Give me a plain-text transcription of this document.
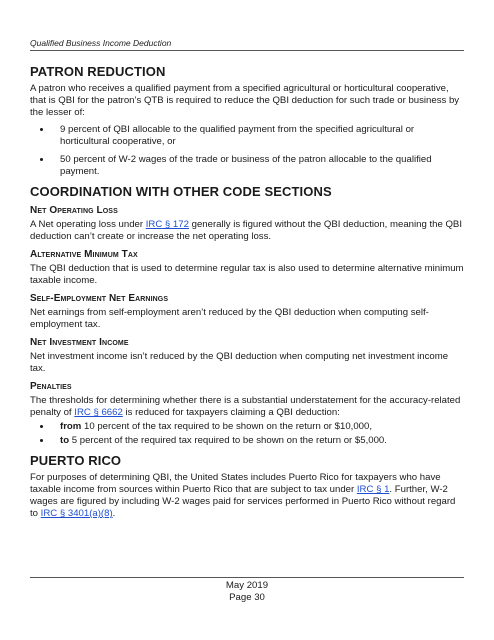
Qualified Business Income Deduction
PATRON REDUCTION

A patron who receives a qualified payment from a specified agricultural or horticultural cooperative, that is QBI for the patron’s QTB is required to reduce the QBI deduction for such trade or business by the lesser of:

• 9 percent of QBI allocable to the qualified payment from the specified agricultural or horticultural cooperative, or
• 50 percent of W-2 wages of the trade or business of the patron allocable to the qualified payment.
COORDINATION WITH OTHER CODE SECTIONS
Net Operating Loss

A Net operating loss under IRC § 172 generally is figured without the QBI deduction, meaning the QBI deduction can’t create or increase the net operating loss.

Alternative Minimum Tax

The QBI deduction that is used to determine regular tax is also used to determine alternative minimum taxable income.

Self-Employment Net Earnings

Net earnings from self-employment aren’t reduced by the QBI deduction when computing self-employment tax.

Net Investment Income

Net investment income isn’t reduced by the QBI deduction when computing net investment income tax.

Penalties

The thresholds for determining whether there is a substantial understatement for the accuracy-related penalty of IRC § 6662 is reduced for taxpayers claiming a QBI deduction:

• from 10 percent of the tax required to be shown on the return or $10,000,
• to 5 percent of the required tax required to be shown on the return or $5,000.
PUERTO RICO

For purposes of determining QBI, the United States includes Puerto Rico for taxpayers who have taxable income from sources within Puerto Rico that are subject to tax under IRC § 1. Further, W-2 wages are figured by including W-2 wages paid for services performed in Puerto Rico without regard to IRC § 3401(a)(8).

May 2019
Page 30
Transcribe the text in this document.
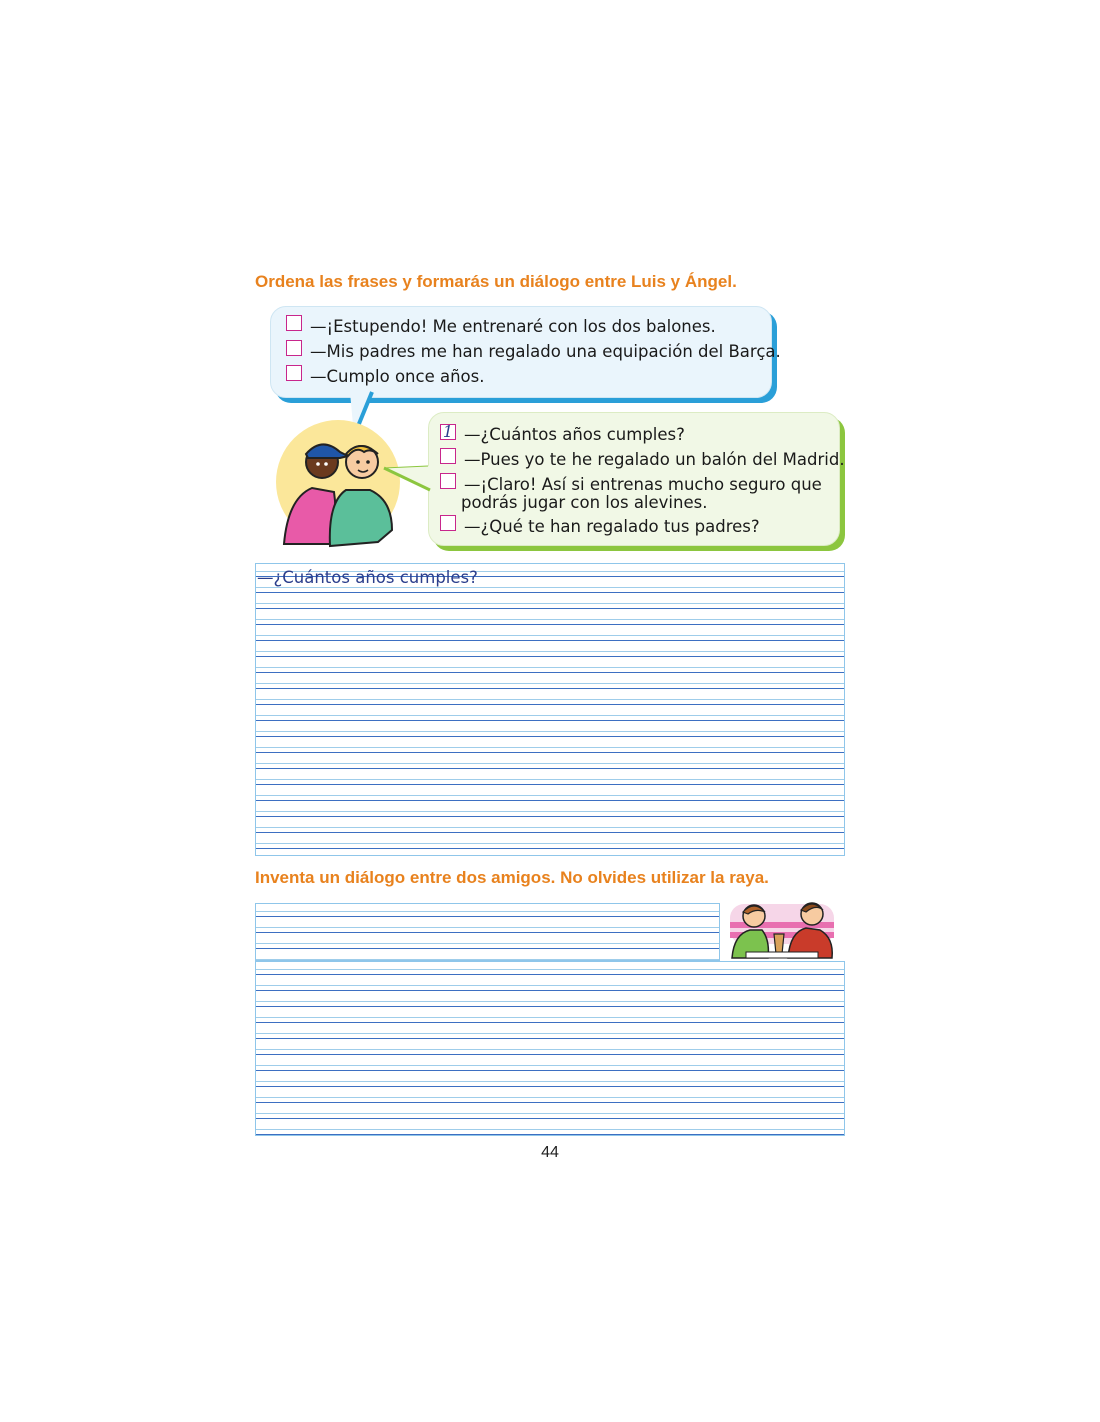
Ordena las frases y formarás un diálogo entre Luis y Ángel.

—¡Estupendo! Me entrenaré con los dos balones.
—Mis padres me han regalado una equipación del Barça.
—Cumplo once años.
1 —¿Cuántos años cumples?
—Pues yo te he regalado un balón del Madrid.
—¡Claro! Así si entrenas mucho seguro que
podrás jugar con los alevines.
—¿Qué te han regalado tus padres?
—¿Cuántos años cumples?

Inventa un diálogo entre dos amigos. No olvides utilizar la raya.

44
==============================
Aim of the exercise: Search the data above for the string "specified" and copy each line that has it.

Task output:
A patron who receives a qualified payment from a specified agricultural or horticultural cooperative, that is QBI for the patron’s QTB is required to reduce the QBI deduction for such trade or business by the lesser of:
• 9 percent of QBI allocable to the qualified payment from the specified agricultural or horticultural cooperative, or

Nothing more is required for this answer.